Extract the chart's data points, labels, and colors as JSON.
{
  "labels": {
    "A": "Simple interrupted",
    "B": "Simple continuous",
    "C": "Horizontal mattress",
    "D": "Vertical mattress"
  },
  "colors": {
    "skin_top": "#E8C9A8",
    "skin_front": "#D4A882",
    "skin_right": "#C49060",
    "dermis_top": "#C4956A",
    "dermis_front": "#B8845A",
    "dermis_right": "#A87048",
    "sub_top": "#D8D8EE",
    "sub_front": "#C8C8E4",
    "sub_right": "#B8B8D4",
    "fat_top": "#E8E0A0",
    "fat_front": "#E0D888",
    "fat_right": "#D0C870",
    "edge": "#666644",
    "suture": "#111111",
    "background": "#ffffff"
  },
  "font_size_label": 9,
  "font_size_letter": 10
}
⁂
Type out the material again exactly as presented.

Extract the chart's data points, labels, and colors as JSON.
{
  "labels": {
    "A": "Simple interrupted",
    "B": "Simple continuous",
    "C": "Horizontal mattress",
    "D": "Vertical mattress"
  },
  "colors": {
    "skin_top": "#E8C9A8",
    "skin_front": "#D4A882",
    "skin_right": "#C49060",
    "dermis_top": "#C4956A",
    "dermis_front": "#B8845A",
    "dermis_right": "#A87048",
    "sub_top": "#D8D8EE",
    "sub_front": "#C8C8E4",
    "sub_right": "#B8B8D4",
    "fat_top": "#E8E0A0",
    "fat_front": "#E0D888",
    "fat_right": "#D0C870",
    "edge": "#666644",
    "suture": "#111111",
    "background": "#ffffff"
  },
  "font_size_label": 9,
  "font_size_letter": 10
}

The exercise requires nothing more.